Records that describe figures
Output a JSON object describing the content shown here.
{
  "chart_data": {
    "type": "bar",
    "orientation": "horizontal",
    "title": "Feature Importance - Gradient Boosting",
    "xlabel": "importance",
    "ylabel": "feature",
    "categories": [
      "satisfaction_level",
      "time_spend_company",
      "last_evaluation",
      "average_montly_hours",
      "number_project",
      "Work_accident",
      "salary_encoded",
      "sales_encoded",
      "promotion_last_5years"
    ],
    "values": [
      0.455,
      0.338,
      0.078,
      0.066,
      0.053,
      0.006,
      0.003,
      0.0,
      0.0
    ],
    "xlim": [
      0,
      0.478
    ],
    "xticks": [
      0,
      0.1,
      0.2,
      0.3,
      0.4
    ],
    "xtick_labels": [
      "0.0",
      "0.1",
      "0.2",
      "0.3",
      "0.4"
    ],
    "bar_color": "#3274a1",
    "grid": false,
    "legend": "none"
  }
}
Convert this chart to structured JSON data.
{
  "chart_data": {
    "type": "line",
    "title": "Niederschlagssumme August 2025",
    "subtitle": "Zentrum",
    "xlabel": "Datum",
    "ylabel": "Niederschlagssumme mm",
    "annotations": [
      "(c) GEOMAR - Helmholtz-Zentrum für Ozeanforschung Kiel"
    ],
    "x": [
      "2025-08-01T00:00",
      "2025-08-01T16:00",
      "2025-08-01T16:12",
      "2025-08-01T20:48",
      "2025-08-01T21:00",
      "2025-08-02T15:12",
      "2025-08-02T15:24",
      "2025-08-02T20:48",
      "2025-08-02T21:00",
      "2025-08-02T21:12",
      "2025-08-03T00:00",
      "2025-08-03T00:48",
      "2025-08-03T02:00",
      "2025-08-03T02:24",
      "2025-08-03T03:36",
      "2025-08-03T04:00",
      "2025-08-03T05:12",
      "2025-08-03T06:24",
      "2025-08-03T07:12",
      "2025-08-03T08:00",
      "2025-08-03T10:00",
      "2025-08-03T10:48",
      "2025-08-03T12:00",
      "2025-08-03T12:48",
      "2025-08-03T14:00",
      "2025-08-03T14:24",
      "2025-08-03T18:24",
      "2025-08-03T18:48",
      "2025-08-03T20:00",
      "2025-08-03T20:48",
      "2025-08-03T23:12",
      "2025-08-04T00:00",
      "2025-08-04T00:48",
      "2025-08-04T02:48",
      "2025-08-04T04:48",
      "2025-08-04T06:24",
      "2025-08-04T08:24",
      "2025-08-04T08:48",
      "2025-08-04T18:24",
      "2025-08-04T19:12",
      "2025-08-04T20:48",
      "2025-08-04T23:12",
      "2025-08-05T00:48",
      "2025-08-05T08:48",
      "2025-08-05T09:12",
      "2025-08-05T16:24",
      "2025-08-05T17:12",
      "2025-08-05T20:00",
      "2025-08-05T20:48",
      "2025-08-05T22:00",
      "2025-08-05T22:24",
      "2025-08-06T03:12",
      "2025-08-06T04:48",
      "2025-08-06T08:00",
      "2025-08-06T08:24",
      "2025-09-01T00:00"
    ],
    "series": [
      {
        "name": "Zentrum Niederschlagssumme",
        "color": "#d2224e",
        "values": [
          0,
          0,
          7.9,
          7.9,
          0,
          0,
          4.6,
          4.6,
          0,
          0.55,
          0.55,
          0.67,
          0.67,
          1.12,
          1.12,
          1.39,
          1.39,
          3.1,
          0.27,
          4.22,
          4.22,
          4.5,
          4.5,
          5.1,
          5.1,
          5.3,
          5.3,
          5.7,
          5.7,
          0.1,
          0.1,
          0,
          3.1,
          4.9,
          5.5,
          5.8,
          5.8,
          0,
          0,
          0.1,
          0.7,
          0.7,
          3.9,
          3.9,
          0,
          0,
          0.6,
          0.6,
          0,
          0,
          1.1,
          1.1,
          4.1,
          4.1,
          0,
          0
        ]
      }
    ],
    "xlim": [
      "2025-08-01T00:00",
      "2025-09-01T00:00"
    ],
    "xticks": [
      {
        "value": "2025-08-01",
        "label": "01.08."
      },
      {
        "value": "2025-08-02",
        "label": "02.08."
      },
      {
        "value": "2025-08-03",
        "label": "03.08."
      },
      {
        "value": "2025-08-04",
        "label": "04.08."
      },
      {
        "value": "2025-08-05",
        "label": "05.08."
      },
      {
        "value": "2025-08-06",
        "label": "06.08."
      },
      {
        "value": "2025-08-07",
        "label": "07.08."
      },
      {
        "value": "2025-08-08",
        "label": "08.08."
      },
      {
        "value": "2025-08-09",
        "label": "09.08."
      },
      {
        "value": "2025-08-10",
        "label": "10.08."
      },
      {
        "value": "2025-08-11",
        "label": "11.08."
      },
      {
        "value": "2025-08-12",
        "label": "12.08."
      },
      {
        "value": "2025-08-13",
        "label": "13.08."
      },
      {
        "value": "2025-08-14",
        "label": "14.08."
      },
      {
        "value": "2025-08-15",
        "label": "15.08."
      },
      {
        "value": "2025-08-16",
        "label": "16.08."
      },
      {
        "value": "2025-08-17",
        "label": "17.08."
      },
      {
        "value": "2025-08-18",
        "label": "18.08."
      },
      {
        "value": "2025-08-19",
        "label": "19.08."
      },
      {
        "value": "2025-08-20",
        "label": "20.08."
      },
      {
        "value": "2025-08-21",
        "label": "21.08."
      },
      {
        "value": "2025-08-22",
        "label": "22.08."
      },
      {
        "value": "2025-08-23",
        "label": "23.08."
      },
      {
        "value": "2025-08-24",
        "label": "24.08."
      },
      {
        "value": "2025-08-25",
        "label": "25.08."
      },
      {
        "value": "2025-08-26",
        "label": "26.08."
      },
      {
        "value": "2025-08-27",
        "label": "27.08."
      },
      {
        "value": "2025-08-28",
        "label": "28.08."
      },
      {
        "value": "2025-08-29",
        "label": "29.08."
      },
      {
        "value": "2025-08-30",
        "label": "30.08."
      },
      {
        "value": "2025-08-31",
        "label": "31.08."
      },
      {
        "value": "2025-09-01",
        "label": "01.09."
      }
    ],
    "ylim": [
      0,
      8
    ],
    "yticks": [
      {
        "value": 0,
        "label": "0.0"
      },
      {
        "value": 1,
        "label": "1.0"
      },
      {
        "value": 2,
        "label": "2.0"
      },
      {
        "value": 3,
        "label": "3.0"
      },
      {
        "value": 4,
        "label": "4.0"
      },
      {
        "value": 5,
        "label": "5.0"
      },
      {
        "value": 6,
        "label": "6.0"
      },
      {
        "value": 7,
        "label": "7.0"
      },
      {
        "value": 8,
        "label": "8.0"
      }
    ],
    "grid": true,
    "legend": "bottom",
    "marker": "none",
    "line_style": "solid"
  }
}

| WHAT IS NEEDED |
All of the entries must be written out exactly as they stand.

| RESPONSE TO THE EXERCISE |
Output a JSON object describing the content shown here.
{
  "chart_data": {
    "type": "bar",
    "orientation": "horizontal",
    "title": "Feature Importance - Gradient Boosting",
    "xlabel": "importance",
    "ylabel": "feature",
    "categories": [
      "satisfaction_level",
      "time_spend_company",
      "last_evaluation",
      "average_montly_hours",
      "number_project",
      "Work_accident",
      "salary_encoded",
      "sales_encoded",
      "promotion_last_5years"
    ],
    "values": [
      0.455,
      0.338,
      0.078,
      0.066,
      0.053,
      0.006,
      0.003,
      0.0,
      0.0
    ],
    "xlim": [
      0,
      0.478
    ],
    "xticks": [
      0,
      0.1,
      0.2,
      0.3,
      0.4
    ],
    "xtick_labels": [
      "0.0",
      "0.1",
      "0.2",
      "0.3",
      "0.4"
    ],
    "bar_color": "#3274a1",
    "grid": false,
    "legend": "none"
  }
}
Convert this chart to structured JSON data.
{
  "chart_data": {
    "type": "line",
    "title": "Niederschlagssumme August 2025",
    "subtitle": "Zentrum",
    "xlabel": "Datum",
    "ylabel": "Niederschlagssumme mm",
    "annotations": [
      "(c) GEOMAR - Helmholtz-Zentrum für Ozeanforschung Kiel"
    ],
    "x": [
      "2025-08-01T00:00",
      "2025-08-01T16:00",
      "2025-08-01T16:12",
      "2025-08-01T20:48",
      "2025-08-01T21:00",
      "2025-08-02T15:12",
      "2025-08-02T15:24",
      "2025-08-02T20:48",
      "2025-08-02T21:00",
      "2025-08-02T21:12",
      "2025-08-03T00:00",
      "2025-08-03T00:48",
      "2025-08-03T02:00",
      "2025-08-03T02:24",
      "2025-08-03T03:36",
      "2025-08-03T04:00",
      "2025-08-03T05:12",
      "2025-08-03T06:24",
      "2025-08-03T07:12",
      "2025-08-03T08:00",
      "2025-08-03T10:00",
      "2025-08-03T10:48",
      "2025-08-03T12:00",
      "2025-08-03T12:48",
      "2025-08-03T14:00",
      "2025-08-03T14:24",
      "2025-08-03T18:24",
      "2025-08-03T18:48",
      "2025-08-03T20:00",
      "2025-08-03T20:48",
      "2025-08-03T23:12",
      "2025-08-04T00:00",
      "2025-08-04T00:48",
      "2025-08-04T02:48",
      "2025-08-04T04:48",
      "2025-08-04T06:24",
      "2025-08-04T08:24",
      "2025-08-04T08:48",
      "2025-08-04T18:24",
      "2025-08-04T19:12",
      "2025-08-04T20:48",
      "2025-08-04T23:12",
      "2025-08-05T00:48",
      "2025-08-05T08:48",
      "2025-08-05T09:12",
      "2025-08-05T16:24",
      "2025-08-05T17:12",
      "2025-08-05T20:00",
      "2025-08-05T20:48",
      "2025-08-05T22:00",
      "2025-08-05T22:24",
      "2025-08-06T03:12",
      "2025-08-06T04:48",
      "2025-08-06T08:00",
      "2025-08-06T08:24",
      "2025-09-01T00:00"
    ],
    "series": [
      {
        "name": "Zentrum Niederschlagssumme",
        "color": "#d2224e",
        "values": [
          0,
          0,
          7.9,
          7.9,
          0,
          0,
          4.6,
          4.6,
          0,
          0.55,
          0.55,
          0.67,
          0.67,
          1.12,
          1.12,
          1.39,
          1.39,
          3.1,
          0.27,
          4.22,
          4.22,
          4.5,
          4.5,
          5.1,
          5.1,
          5.3,
          5.3,
          5.7,
          5.7,
          0.1,
          0.1,
          0,
          3.1,
          4.9,
          5.5,
          5.8,
          5.8,
          0,
          0,
          0.1,
          0.7,
          0.7,
          3.9,
          3.9,
          0,
          0,
          0.6,
          0.6,
          0,
          0,
          1.1,
          1.1,
          4.1,
          4.1,
          0,
          0
        ]
      }
    ],
    "xlim": [
      "2025-08-01T00:00",
      "2025-09-01T00:00"
    ],
    "xticks": [
      {
        "value": "2025-08-01",
        "label": "01.08."
      },
      {
        "value": "2025-08-02",
        "label": "02.08."
      },
      {
        "value": "2025-08-03",
        "label": "03.08."
      },
      {
        "value": "2025-08-04",
        "label": "04.08."
      },
      {
        "value": "2025-08-05",
        "label": "05.08."
      },
      {
        "value": "2025-08-06",
        "label": "06.08."
      },
      {
        "value": "2025-08-07",
        "label": "07.08."
      },
      {
        "value": "2025-08-08",
        "label": "08.08."
      },
      {
        "value": "2025-08-09",
        "label": "09.08."
      },
      {
        "value": "2025-08-10",
        "label": "10.08."
      },
      {
        "value": "2025-08-11",
        "label": "11.08."
      },
      {
        "value": "2025-08-12",
        "label": "12.08."
      },
      {
        "value": "2025-08-13",
        "label": "13.08."
      },
      {
        "value": "2025-08-14",
        "label": "14.08."
      },
      {
        "value": "2025-08-15",
        "label": "15.08."
      },
      {
        "value": "2025-08-16",
        "label": "16.08."
      },
      {
        "value": "2025-08-17",
        "label": "17.08."
      },
      {
        "value": "2025-08-18",
        "label": "18.08."
      },
      {
        "value": "2025-08-19",
        "label": "19.08."
      },
      {
        "value": "2025-08-20",
        "label": "20.08."
      },
      {
        "value": "2025-08-21",
        "label": "21.08."
      },
      {
        "value": "2025-08-22",
        "label": "22.08."
      },
      {
        "value": "2025-08-23",
        "label": "23.08."
      },
      {
        "value": "2025-08-24",
        "label": "24.08."
      },
      {
        "value": "2025-08-25",
        "label": "25.08."
      },
      {
        "value": "2025-08-26",
        "label": "26.08."
      },
      {
        "value": "2025-08-27",
        "label": "27.08."
      },
      {
        "value": "2025-08-28",
        "label": "28.08."
      },
      {
        "value": "2025-08-29",
        "label": "29.08."
      },
      {
        "value": "2025-08-30",
        "label": "30.08."
      },
      {
        "value": "2025-08-31",
        "label": "31.08."
      },
      {
        "value": "2025-09-01",
        "label": "01.09."
      }
    ],
    "ylim": [
      0,
      8
    ],
    "yticks": [
      {
        "value": 0,
        "label": "0.0"
      },
      {
        "value": 1,
        "label": "1.0"
      },
      {
        "value": 2,
        "label": "2.0"
      },
      {
        "value": 3,
        "label": "3.0"
      },
      {
        "value": 4,
        "label": "4.0"
      },
      {
        "value": 5,
        "label": "5.0"
      },
      {
        "value": 6,
        "label": "6.0"
      },
      {
        "value": 7,
        "label": "7.0"
      },
      {
        "value": 8,
        "label": "8.0"
      }
    ],
    "grid": true,
    "legend": "bottom",
    "marker": "none",
    "line_style": "solid"
  }
}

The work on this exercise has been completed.